* Records for the exercise *
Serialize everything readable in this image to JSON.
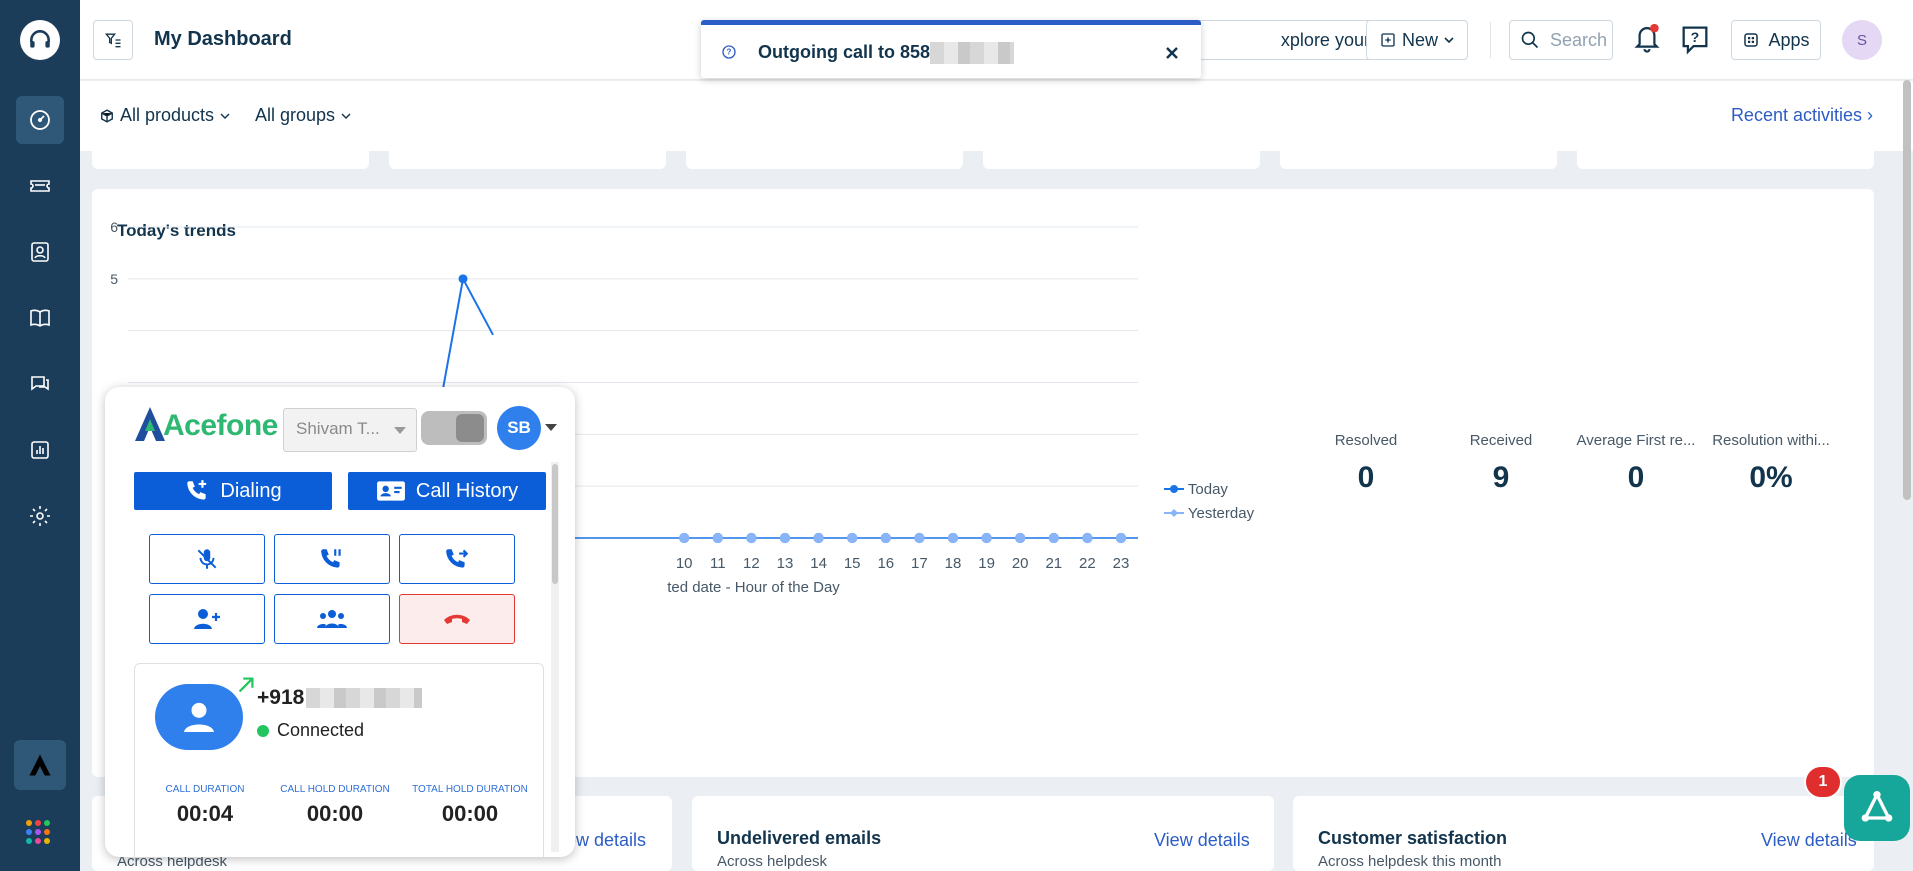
{
  "header": {
    "title": "My Dashboard",
    "explore_label": "xplore your plan",
    "new_label": "New",
    "search_placeholder": "Search",
    "apps_label": "Apps",
    "user_initial": "S"
  },
  "toast": {
    "text": "Outgoing call to 858"
  },
  "filters": {
    "products": "All products",
    "groups": "All groups",
    "recent": "Recent activities"
  },
  "trends": {
    "title": "Today's trends",
    "legend": [
      "Today",
      "Yesterday"
    ],
    "stats": [
      {
        "label": "Resolved",
        "value": "0"
      },
      {
        "label": "Received",
        "value": "9"
      },
      {
        "label": "Average First re...",
        "value": "0"
      },
      {
        "label": "Resolution withi...",
        "value": "0%"
      }
    ]
  },
  "chart_data": {
    "type": "line",
    "title": "Today's trends",
    "xlabel": "...ted date - Hour of the Day",
    "ylabel": "",
    "y_ticks": [
      5,
      6
    ],
    "x": [
      10,
      11,
      12,
      13,
      14,
      15,
      16,
      17,
      18,
      19,
      20,
      21,
      22,
      23
    ],
    "series": [
      {
        "name": "Today",
        "values": [
          0,
          0,
          0,
          0,
          0,
          0,
          0,
          0,
          0,
          0,
          0,
          0,
          0,
          0
        ]
      },
      {
        "name": "Yesterday",
        "values": [
          0,
          0,
          0,
          0,
          0,
          0,
          0,
          0,
          0,
          0,
          0,
          0,
          0,
          0
        ]
      }
    ],
    "visible_peak": {
      "series": "Today",
      "value": 5
    },
    "ylim": [
      0,
      6
    ],
    "grid": true,
    "legend_position": "right"
  },
  "bottom_cards": [
    {
      "title": "",
      "sub": "Across helpdesk",
      "link": "iew details"
    },
    {
      "title": "Undelivered emails",
      "sub": "Across helpdesk",
      "link": "View details"
    },
    {
      "title": "Customer satisfaction",
      "sub": "Across helpdesk this month",
      "link": "View details"
    }
  ],
  "widget": {
    "brand": "Acefone",
    "agent": "Shivam T...",
    "avatar": "SB",
    "dialing_label": "Dialing",
    "history_label": "Call History",
    "number": "+918",
    "status": "Connected",
    "durations": [
      {
        "label": "CALL DURATION",
        "value": "00:04"
      },
      {
        "label": "CALL HOLD DURATION",
        "value": "00:00"
      },
      {
        "label": "TOTAL HOLD DURATION",
        "value": "00:00"
      }
    ]
  },
  "fab_badge": "1",
  "colors": {
    "sidebar": "#1c3d5a",
    "accent": "#2c5cc5",
    "widget_blue": "#0b5ed7",
    "series_today": "#1a73e8",
    "series_yesterday": "#8ab4f8",
    "connected": "#22c55e",
    "fab": "#16a79a"
  }
}
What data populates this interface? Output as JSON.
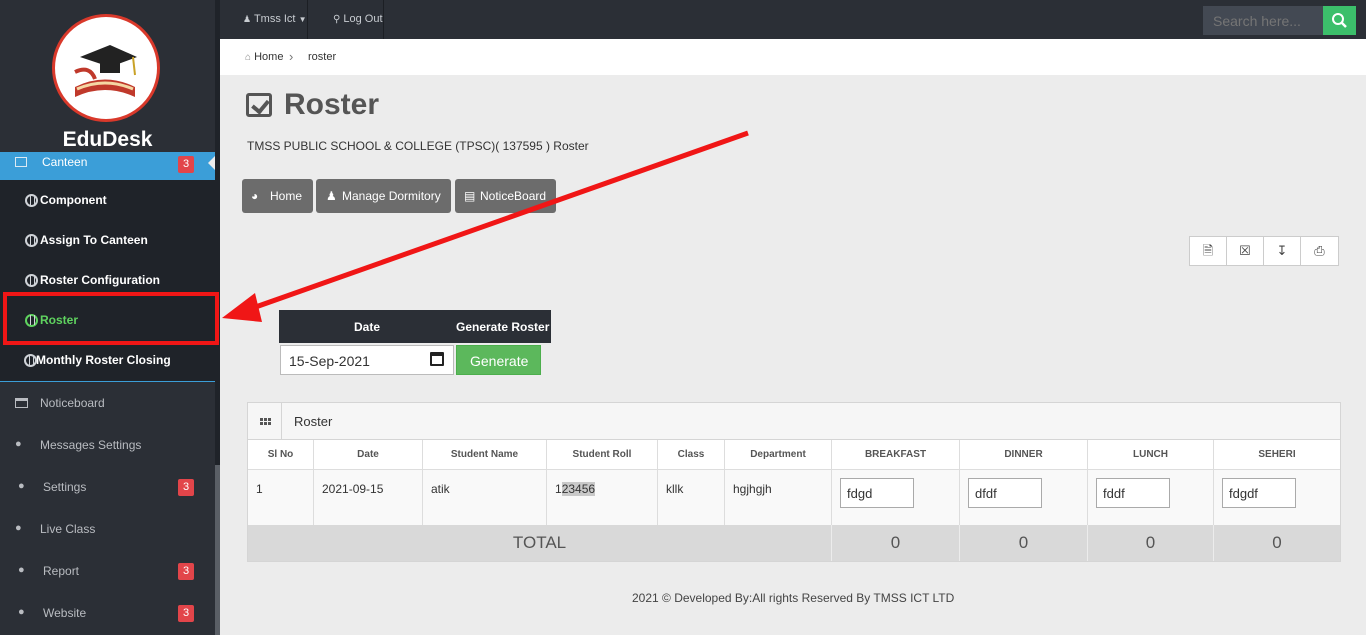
{
  "app": {
    "brand": "EduDesk"
  },
  "topbar": {
    "user_label": "Tmss Ict",
    "logout_label": "Log Out",
    "search_placeholder": "Search here..."
  },
  "sidebar": {
    "active_item": {
      "label": "Canteen",
      "badge": "3"
    },
    "sub_items": [
      {
        "label": "Component"
      },
      {
        "label": "Assign To Canteen"
      },
      {
        "label": "Roster Configuration"
      },
      {
        "label": "Roster",
        "active": true
      },
      {
        "label": "Monthly Roster Closing"
      }
    ],
    "items": [
      {
        "label": "Noticeboard",
        "badge": ""
      },
      {
        "label": "Messages Settings",
        "badge": ""
      },
      {
        "label": "Settings",
        "badge": "3"
      },
      {
        "label": "Live Class",
        "badge": ""
      },
      {
        "label": "Report",
        "badge": "3"
      },
      {
        "label": "Website",
        "badge": "3"
      }
    ]
  },
  "breadcrumb": {
    "home": "Home",
    "current": "roster"
  },
  "page": {
    "title": "Roster",
    "subtitle": "TMSS PUBLIC SCHOOL & COLLEGE (TPSC)( 137595 ) Roster",
    "buttons": {
      "home": "Home",
      "manage_dormitory": "Manage Dormitory",
      "noticeboard": "NoticeBoard"
    }
  },
  "generator": {
    "date_header": "Date",
    "generate_header": "Generate Roster",
    "date_value": "15-Sep-2021",
    "generate_button": "Generate"
  },
  "roster_table": {
    "panel_title": "Roster",
    "columns": [
      "Sl No",
      "Date",
      "Student Name",
      "Student Roll",
      "Class",
      "Department",
      "BREAKFAST",
      "DINNER",
      "LUNCH",
      "SEHERI"
    ],
    "rows": [
      {
        "sl_no": "1",
        "date": "2021-09-15",
        "student_name": "atik",
        "student_roll_prefix": "1",
        "student_roll_selected": "23456",
        "class": "kllk",
        "department": "hgjhgjh",
        "breakfast": "fdgd",
        "dinner": "dfdf",
        "lunch": "fddf",
        "seheri": "fdgdf"
      }
    ],
    "total_label": "TOTAL",
    "totals": {
      "breakfast": "0",
      "dinner": "0",
      "lunch": "0",
      "seheri": "0"
    }
  },
  "footer": {
    "text": "2021 © Developed By:All rights Reserved By TMSS ICT LTD"
  },
  "colors": {
    "sidebar": "#2b2f36",
    "active": "#3b9ed8",
    "badge": "#e2454a",
    "success": "#5cb85c",
    "annotation": "#f01616"
  }
}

* Set problem *
Transcribe the listing in full and omit the pictures.

* Result *
Serialize everything readable in this image to JSON.
{
  "header": {
    "title": "My Dashboard",
    "explore_label": "xplore your plan",
    "new_label": "New",
    "search_placeholder": "Search",
    "apps_label": "Apps",
    "user_initial": "S"
  },
  "toast": {
    "text": "Outgoing call to 858"
  },
  "filters": {
    "products": "All products",
    "groups": "All groups",
    "recent": "Recent activities"
  },
  "trends": {
    "title": "Today's trends",
    "legend": [
      "Today",
      "Yesterday"
    ],
    "stats": [
      {
        "label": "Resolved",
        "value": "0"
      },
      {
        "label": "Received",
        "value": "9"
      },
      {
        "label": "Average First re...",
        "value": "0"
      },
      {
        "label": "Resolution withi...",
        "value": "0%"
      }
    ]
  },
  "chart_data": {
    "type": "line",
    "title": "Today's trends",
    "xlabel": "...ted date - Hour of the Day",
    "ylabel": "",
    "y_ticks": [
      5,
      6
    ],
    "x": [
      10,
      11,
      12,
      13,
      14,
      15,
      16,
      17,
      18,
      19,
      20,
      21,
      22,
      23
    ],
    "series": [
      {
        "name": "Today",
        "values": [
          0,
          0,
          0,
          0,
          0,
          0,
          0,
          0,
          0,
          0,
          0,
          0,
          0,
          0
        ]
      },
      {
        "name": "Yesterday",
        "values": [
          0,
          0,
          0,
          0,
          0,
          0,
          0,
          0,
          0,
          0,
          0,
          0,
          0,
          0
        ]
      }
    ],
    "visible_peak": {
      "series": "Today",
      "value": 5
    },
    "ylim": [
      0,
      6
    ],
    "grid": true,
    "legend_position": "right"
  },
  "bottom_cards": [
    {
      "title": "",
      "sub": "Across helpdesk",
      "link": "iew details"
    },
    {
      "title": "Undelivered emails",
      "sub": "Across helpdesk",
      "link": "View details"
    },
    {
      "title": "Customer satisfaction",
      "sub": "Across helpdesk this month",
      "link": "View details"
    }
  ],
  "widget": {
    "brand": "Acefone",
    "agent": "Shivam T...",
    "avatar": "SB",
    "dialing_label": "Dialing",
    "history_label": "Call History",
    "number": "+918",
    "status": "Connected",
    "durations": [
      {
        "label": "CALL DURATION",
        "value": "00:04"
      },
      {
        "label": "CALL HOLD DURATION",
        "value": "00:00"
      },
      {
        "label": "TOTAL HOLD DURATION",
        "value": "00:00"
      }
    ]
  },
  "fab_badge": "1",
  "colors": {
    "sidebar": "#1c3d5a",
    "accent": "#2c5cc5",
    "widget_blue": "#0b5ed7",
    "series_today": "#1a73e8",
    "series_yesterday": "#8ab4f8",
    "connected": "#22c55e",
    "fab": "#16a79a"
  }
}
What data populates this interface? Output as JSON.
{
  "app": {
    "brand": "EduDesk"
  },
  "topbar": {
    "user_label": "Tmss Ict",
    "logout_label": "Log Out",
    "search_placeholder": "Search here..."
  },
  "sidebar": {
    "active_item": {
      "label": "Canteen",
      "badge": "3"
    },
    "sub_items": [
      {
        "label": "Component"
      },
      {
        "label": "Assign To Canteen"
      },
      {
        "label": "Roster Configuration"
      },
      {
        "label": "Roster",
        "active": true
      },
      {
        "label": "Monthly Roster Closing"
      }
    ],
    "items": [
      {
        "label": "Noticeboard",
        "badge": ""
      },
      {
        "label": "Messages Settings",
        "badge": ""
      },
      {
        "label": "Settings",
        "badge": "3"
      },
      {
        "label": "Live Class",
        "badge": ""
      },
      {
        "label": "Report",
        "badge": "3"
      },
      {
        "label": "Website",
        "badge": "3"
      }
    ]
  },
  "breadcrumb": {
    "home": "Home",
    "current": "roster"
  },
  "page": {
    "title": "Roster",
    "subtitle": "TMSS PUBLIC SCHOOL & COLLEGE (TPSC)( 137595 ) Roster",
    "buttons": {
      "home": "Home",
      "manage_dormitory": "Manage Dormitory",
      "noticeboard": "NoticeBoard"
    }
  },
  "generator": {
    "date_header": "Date",
    "generate_header": "Generate Roster",
    "date_value": "15-Sep-2021",
    "generate_button": "Generate"
  },
  "roster_table": {
    "panel_title": "Roster",
    "columns": [
      "Sl No",
      "Date",
      "Student Name",
      "Student Roll",
      "Class",
      "Department",
      "BREAKFAST",
      "DINNER",
      "LUNCH",
      "SEHERI"
    ],
    "rows": [
      {
        "sl_no": "1",
        "date": "2021-09-15",
        "student_name": "atik",
        "student_roll_prefix": "1",
        "student_roll_selected": "23456",
        "class": "kllk",
        "department": "hgjhgjh",
        "breakfast": "fdgd",
        "dinner": "dfdf",
        "lunch": "fddf",
        "seheri": "fdgdf"
      }
    ],
    "total_label": "TOTAL",
    "totals": {
      "breakfast": "0",
      "dinner": "0",
      "lunch": "0",
      "seheri": "0"
    }
  },
  "footer": {
    "text": "2021 © Developed By:All rights Reserved By TMSS ICT LTD"
  },
  "colors": {
    "sidebar": "#2b2f36",
    "active": "#3b9ed8",
    "badge": "#e2454a",
    "success": "#5cb85c",
    "annotation": "#f01616"
  }
}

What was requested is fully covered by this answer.